Items from a dataset:
····················

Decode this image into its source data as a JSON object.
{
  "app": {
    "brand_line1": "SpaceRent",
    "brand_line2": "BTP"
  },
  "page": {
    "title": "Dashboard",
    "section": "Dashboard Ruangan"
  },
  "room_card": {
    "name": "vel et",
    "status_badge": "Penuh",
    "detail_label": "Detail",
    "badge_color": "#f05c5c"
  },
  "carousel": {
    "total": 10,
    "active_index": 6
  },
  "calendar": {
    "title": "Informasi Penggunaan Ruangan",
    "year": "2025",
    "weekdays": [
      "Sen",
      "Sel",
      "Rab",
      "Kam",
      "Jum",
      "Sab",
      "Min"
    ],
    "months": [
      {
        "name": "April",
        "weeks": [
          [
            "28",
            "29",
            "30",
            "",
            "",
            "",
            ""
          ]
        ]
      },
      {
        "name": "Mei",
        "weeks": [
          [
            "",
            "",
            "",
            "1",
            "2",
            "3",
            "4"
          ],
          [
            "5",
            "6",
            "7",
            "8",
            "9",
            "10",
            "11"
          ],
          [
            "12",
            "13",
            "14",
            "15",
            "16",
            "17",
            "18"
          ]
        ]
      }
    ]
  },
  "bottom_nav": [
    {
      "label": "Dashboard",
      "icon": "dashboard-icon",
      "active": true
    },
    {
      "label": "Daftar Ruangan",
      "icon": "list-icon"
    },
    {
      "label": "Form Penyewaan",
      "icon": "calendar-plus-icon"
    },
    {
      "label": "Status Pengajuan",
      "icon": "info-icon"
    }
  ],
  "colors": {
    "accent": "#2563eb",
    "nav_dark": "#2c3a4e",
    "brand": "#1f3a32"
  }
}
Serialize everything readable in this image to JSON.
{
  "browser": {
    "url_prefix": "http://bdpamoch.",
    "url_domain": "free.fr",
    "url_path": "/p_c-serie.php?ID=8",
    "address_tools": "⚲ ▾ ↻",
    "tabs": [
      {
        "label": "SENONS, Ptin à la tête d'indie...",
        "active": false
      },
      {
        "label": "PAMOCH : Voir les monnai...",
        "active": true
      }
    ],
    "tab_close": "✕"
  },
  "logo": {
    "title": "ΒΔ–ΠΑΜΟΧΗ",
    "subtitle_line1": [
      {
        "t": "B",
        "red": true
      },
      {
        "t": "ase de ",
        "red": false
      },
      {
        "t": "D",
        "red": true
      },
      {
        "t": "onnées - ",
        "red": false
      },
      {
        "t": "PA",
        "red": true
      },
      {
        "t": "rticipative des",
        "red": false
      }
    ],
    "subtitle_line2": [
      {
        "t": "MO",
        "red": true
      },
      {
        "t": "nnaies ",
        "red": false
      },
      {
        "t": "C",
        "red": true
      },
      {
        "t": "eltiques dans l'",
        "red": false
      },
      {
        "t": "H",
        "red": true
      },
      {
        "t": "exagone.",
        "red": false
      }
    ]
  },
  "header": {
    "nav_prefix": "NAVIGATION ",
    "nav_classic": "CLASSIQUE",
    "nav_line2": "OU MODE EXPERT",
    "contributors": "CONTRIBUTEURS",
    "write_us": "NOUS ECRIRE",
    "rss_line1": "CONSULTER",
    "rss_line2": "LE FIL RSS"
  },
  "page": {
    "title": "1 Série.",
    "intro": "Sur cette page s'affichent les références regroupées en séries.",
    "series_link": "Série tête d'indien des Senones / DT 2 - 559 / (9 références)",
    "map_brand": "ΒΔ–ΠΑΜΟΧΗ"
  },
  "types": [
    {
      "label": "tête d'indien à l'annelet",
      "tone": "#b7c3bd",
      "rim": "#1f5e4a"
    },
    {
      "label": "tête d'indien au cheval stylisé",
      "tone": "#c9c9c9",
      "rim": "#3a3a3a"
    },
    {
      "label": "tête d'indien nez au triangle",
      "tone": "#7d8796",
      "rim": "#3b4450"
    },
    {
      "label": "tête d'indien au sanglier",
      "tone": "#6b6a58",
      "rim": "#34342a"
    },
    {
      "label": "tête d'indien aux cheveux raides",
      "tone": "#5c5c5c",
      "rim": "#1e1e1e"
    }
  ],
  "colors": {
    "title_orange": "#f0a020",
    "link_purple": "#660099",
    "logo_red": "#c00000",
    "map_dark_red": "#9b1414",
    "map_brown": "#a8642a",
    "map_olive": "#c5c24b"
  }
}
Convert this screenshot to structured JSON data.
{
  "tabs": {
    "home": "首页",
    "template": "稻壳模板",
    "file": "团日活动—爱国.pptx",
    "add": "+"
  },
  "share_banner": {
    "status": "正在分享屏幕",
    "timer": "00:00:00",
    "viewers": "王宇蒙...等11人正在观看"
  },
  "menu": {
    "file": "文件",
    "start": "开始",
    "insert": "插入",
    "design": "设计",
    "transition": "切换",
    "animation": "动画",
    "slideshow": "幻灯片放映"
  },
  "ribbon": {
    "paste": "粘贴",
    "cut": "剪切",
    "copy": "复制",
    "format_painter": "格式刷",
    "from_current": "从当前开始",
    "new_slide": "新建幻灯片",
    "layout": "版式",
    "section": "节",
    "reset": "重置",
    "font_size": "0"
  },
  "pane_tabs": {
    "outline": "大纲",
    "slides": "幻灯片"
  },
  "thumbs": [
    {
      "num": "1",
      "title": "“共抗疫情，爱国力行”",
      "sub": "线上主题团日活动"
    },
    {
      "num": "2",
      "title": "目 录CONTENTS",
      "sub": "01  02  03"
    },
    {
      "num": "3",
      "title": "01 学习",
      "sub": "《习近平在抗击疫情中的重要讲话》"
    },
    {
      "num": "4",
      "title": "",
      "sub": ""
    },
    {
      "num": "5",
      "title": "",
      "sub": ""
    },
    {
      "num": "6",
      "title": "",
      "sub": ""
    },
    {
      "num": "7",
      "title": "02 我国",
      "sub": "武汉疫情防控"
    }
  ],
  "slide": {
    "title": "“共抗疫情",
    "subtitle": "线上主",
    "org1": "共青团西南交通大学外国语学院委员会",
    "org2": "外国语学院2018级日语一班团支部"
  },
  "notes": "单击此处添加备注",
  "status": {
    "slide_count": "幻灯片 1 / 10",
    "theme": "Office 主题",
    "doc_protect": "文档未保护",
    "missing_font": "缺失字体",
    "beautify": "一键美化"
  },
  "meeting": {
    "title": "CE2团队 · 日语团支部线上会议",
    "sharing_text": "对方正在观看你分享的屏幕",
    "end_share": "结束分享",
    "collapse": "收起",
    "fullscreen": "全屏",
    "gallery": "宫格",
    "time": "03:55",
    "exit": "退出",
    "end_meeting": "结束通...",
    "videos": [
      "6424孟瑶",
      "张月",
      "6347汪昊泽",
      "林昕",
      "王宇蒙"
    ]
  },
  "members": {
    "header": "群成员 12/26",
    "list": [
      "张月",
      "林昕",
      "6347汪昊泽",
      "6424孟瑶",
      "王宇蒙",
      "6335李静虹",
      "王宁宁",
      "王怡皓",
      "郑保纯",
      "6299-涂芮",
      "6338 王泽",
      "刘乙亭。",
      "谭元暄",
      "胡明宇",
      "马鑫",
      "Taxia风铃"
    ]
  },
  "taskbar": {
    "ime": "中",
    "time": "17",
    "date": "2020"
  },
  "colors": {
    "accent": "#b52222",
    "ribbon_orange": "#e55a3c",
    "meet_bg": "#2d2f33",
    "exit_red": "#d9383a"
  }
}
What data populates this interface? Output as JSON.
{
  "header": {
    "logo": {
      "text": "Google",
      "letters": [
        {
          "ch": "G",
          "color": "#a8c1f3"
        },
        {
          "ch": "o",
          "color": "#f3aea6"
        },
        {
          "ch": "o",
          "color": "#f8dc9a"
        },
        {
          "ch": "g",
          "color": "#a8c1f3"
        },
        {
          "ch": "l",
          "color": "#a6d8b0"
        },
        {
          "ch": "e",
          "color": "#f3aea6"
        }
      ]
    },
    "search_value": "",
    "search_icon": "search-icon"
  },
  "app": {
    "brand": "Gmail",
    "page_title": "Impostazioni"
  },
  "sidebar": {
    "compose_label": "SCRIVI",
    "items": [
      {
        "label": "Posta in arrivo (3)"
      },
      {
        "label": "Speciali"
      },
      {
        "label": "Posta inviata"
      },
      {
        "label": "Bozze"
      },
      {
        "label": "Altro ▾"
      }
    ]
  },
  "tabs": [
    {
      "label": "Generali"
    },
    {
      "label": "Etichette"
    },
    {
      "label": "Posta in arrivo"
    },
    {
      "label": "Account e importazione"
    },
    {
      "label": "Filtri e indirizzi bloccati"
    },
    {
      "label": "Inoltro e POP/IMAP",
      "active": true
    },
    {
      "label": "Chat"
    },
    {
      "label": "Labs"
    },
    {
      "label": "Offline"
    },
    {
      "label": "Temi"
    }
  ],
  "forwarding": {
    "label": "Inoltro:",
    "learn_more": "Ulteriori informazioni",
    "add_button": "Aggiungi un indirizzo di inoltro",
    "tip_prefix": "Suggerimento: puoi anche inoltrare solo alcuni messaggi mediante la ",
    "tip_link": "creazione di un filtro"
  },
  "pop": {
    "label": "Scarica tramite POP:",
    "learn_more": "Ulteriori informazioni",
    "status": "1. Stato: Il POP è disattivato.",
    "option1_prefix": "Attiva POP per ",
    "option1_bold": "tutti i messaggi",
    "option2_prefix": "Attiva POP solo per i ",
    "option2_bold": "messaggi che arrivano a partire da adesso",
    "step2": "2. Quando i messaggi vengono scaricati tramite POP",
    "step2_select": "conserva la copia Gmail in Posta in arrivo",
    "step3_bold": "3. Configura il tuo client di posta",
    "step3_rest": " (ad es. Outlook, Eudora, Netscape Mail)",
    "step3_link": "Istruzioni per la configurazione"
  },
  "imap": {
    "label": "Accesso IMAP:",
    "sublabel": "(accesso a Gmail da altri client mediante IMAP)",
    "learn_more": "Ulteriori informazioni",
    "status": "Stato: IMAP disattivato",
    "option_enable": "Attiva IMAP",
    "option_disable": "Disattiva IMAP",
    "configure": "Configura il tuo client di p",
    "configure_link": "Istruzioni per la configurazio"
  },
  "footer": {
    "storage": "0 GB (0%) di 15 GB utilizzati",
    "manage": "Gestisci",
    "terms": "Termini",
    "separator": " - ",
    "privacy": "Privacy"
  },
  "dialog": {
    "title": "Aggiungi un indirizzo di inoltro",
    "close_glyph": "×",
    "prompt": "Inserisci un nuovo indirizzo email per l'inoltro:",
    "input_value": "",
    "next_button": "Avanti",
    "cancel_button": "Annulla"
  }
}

····················

> [Task objective]:
Locate the word "solo" in the records above, and return each line that has it.

> [Answer to the task]:
    "tip_prefix": "Suggerimento: puoi anche inoltrare solo alcuni messaggi mediante la ",
    "option2_prefix": "Attiva POP solo per i ",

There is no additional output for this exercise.